[START ITEMS]

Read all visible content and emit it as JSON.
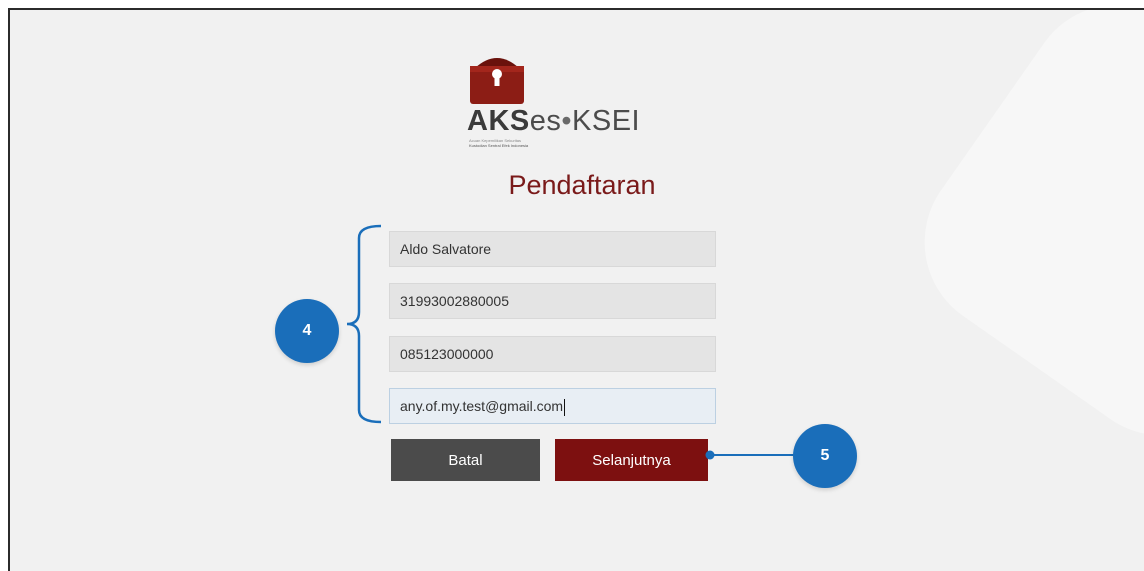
{
  "logo": {
    "brand_bold": "AKS",
    "brand_rest": "es",
    "separator": "•",
    "brand_suffix": "KSEI",
    "tagline_1": "Acuan Kepemilikan Sekuritas",
    "tagline_2": "Kustodian Sentral Efek Indonesia"
  },
  "page_title": "Pendaftaran",
  "form": {
    "name_value": "Aldo Salvatore",
    "id_number_value": "31993002880005",
    "phone_value": "085123000000",
    "email_value": "any.of.my.test@gmail.com"
  },
  "buttons": {
    "cancel_label": "Batal",
    "next_label": "Selanjutnya"
  },
  "annotations": {
    "fields_step": "4",
    "next_step": "5"
  },
  "colors": {
    "accent_red": "#7d1010",
    "title_red": "#7a1a1a",
    "annotation_blue": "#1a6eba",
    "cancel_gray": "#4b4b4b"
  }
}
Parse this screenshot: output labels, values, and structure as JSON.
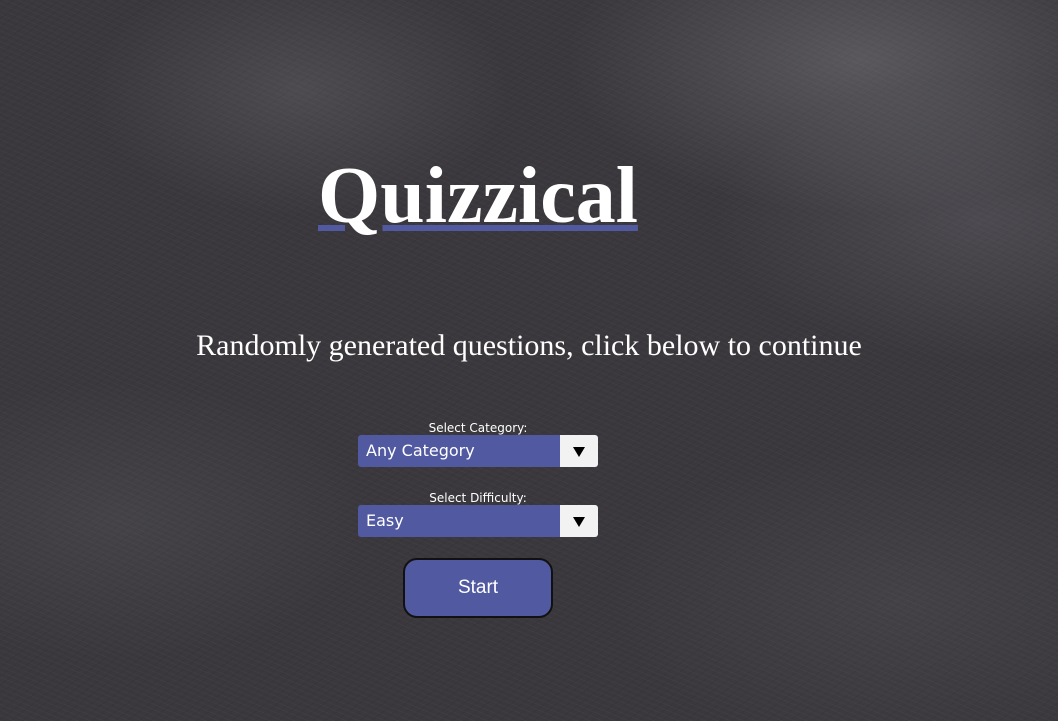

[END ITEMS]

## EXERCISE DESCRIPTION
Repeat each entry exactly as it appears; skip any picture.

## WRITTEN SOLUTION
Read all visible content and emit it as JSON.
{
  "logo": {
    "brand_bold": "AKS",
    "brand_rest": "es",
    "separator": "•",
    "brand_suffix": "KSEI",
    "tagline_1": "Acuan Kepemilikan Sekuritas",
    "tagline_2": "Kustodian Sentral Efek Indonesia"
  },
  "page_title": "Pendaftaran",
  "form": {
    "name_value": "Aldo Salvatore",
    "id_number_value": "31993002880005",
    "phone_value": "085123000000",
    "email_value": "any.of.my.test@gmail.com"
  },
  "buttons": {
    "cancel_label": "Batal",
    "next_label": "Selanjutnya"
  },
  "annotations": {
    "fields_step": "4",
    "next_step": "5"
  },
  "colors": {
    "accent_red": "#7d1010",
    "title_red": "#7a1a1a",
    "annotation_blue": "#1a6eba",
    "cancel_gray": "#4b4b4b"
  }
}
Parse this screenshot: output labels, values, and structure as JSON.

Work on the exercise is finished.